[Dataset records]
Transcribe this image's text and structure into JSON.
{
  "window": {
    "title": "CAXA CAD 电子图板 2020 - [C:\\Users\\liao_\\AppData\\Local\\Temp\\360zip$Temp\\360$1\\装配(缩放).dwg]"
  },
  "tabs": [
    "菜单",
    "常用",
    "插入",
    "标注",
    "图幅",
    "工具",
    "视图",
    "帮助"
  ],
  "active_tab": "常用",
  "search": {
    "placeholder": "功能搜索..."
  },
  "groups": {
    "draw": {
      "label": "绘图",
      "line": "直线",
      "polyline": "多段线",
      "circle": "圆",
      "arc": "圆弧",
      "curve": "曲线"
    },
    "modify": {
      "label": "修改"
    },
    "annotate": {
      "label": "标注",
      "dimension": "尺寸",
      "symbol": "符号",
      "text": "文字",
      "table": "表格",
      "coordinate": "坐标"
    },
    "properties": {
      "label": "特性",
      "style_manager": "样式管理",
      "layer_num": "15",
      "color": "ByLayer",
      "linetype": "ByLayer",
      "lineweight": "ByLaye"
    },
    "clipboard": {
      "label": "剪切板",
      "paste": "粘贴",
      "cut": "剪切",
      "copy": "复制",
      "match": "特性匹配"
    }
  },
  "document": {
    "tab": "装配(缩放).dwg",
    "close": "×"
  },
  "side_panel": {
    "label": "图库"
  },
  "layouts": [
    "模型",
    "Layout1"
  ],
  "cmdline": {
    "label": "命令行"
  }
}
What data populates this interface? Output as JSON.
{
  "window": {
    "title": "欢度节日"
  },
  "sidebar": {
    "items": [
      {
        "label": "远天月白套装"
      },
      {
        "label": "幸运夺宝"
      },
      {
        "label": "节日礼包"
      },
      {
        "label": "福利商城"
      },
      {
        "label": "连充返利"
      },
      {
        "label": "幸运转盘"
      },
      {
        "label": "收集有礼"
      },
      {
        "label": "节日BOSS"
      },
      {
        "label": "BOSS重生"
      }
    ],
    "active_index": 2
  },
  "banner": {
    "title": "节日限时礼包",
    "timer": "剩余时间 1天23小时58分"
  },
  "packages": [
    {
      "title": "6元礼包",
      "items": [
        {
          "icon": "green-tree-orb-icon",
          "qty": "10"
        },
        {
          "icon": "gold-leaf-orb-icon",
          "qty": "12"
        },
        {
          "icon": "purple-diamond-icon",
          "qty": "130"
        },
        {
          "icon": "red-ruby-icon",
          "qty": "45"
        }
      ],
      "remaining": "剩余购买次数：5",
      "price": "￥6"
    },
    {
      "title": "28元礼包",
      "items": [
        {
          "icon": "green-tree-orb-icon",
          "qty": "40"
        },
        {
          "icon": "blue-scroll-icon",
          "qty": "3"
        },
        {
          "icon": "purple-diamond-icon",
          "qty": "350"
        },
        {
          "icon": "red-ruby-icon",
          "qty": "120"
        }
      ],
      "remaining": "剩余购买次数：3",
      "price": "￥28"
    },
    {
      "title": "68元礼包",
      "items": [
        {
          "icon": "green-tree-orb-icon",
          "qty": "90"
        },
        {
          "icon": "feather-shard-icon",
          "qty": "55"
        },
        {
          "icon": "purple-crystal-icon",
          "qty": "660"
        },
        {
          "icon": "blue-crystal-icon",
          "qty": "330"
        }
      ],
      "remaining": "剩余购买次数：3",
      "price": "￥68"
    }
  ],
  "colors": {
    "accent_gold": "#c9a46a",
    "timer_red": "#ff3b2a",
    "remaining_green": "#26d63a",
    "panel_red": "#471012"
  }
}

- **Given problem**
Write the listing out again, exactly as shown above.

- **Result of the task**
Transcribe this image's text and structure into JSON.
{
  "window": {
    "title": "CAXA CAD 电子图板 2020 - [C:\\Users\\liao_\\AppData\\Local\\Temp\\360zip$Temp\\360$1\\装配(缩放).dwg]"
  },
  "tabs": [
    "菜单",
    "常用",
    "插入",
    "标注",
    "图幅",
    "工具",
    "视图",
    "帮助"
  ],
  "active_tab": "常用",
  "search": {
    "placeholder": "功能搜索..."
  },
  "groups": {
    "draw": {
      "label": "绘图",
      "line": "直线",
      "polyline": "多段线",
      "circle": "圆",
      "arc": "圆弧",
      "curve": "曲线"
    },
    "modify": {
      "label": "修改"
    },
    "annotate": {
      "label": "标注",
      "dimension": "尺寸",
      "symbol": "符号",
      "text": "文字",
      "table": "表格",
      "coordinate": "坐标"
    },
    "properties": {
      "label": "特性",
      "style_manager": "样式管理",
      "layer_num": "15",
      "color": "ByLayer",
      "linetype": "ByLayer",
      "lineweight": "ByLaye"
    },
    "clipboard": {
      "label": "剪切板",
      "paste": "粘贴",
      "cut": "剪切",
      "copy": "复制",
      "match": "特性匹配"
    }
  },
  "document": {
    "tab": "装配(缩放).dwg",
    "close": "×"
  },
  "side_panel": {
    "label": "图库"
  },
  "layouts": [
    "模型",
    "Layout1"
  ],
  "cmdline": {
    "label": "命令行"
  }
}
What data populates this interface? Output as JSON.
{
  "window": {
    "title": "欢度节日"
  },
  "sidebar": {
    "items": [
      {
        "label": "远天月白套装"
      },
      {
        "label": "幸运夺宝"
      },
      {
        "label": "节日礼包"
      },
      {
        "label": "福利商城"
      },
      {
        "label": "连充返利"
      },
      {
        "label": "幸运转盘"
      },
      {
        "label": "收集有礼"
      },
      {
        "label": "节日BOSS"
      },
      {
        "label": "BOSS重生"
      }
    ],
    "active_index": 2
  },
  "banner": {
    "title": "节日限时礼包",
    "timer": "剩余时间 1天23小时58分"
  },
  "packages": [
    {
      "title": "6元礼包",
      "items": [
        {
          "icon": "green-tree-orb-icon",
          "qty": "10"
        },
        {
          "icon": "gold-leaf-orb-icon",
          "qty": "12"
        },
        {
          "icon": "purple-diamond-icon",
          "qty": "130"
        },
        {
          "icon": "red-ruby-icon",
          "qty": "45"
        }
      ],
      "remaining": "剩余购买次数：5",
      "price": "￥6"
    },
    {
      "title": "28元礼包",
      "items": [
        {
          "icon": "green-tree-orb-icon",
          "qty": "40"
        },
        {
          "icon": "blue-scroll-icon",
          "qty": "3"
        },
        {
          "icon": "purple-diamond-icon",
          "qty": "350"
        },
        {
          "icon": "red-ruby-icon",
          "qty": "120"
        }
      ],
      "remaining": "剩余购买次数：3",
      "price": "￥28"
    },
    {
      "title": "68元礼包",
      "items": [
        {
          "icon": "green-tree-orb-icon",
          "qty": "90"
        },
        {
          "icon": "feather-shard-icon",
          "qty": "55"
        },
        {
          "icon": "purple-crystal-icon",
          "qty": "660"
        },
        {
          "icon": "blue-crystal-icon",
          "qty": "330"
        }
      ],
      "remaining": "剩余购买次数：3",
      "price": "￥68"
    }
  ],
  "colors": {
    "accent_gold": "#c9a46a",
    "timer_red": "#ff3b2a",
    "remaining_green": "#26d63a",
    "panel_red": "#471012"
  }
}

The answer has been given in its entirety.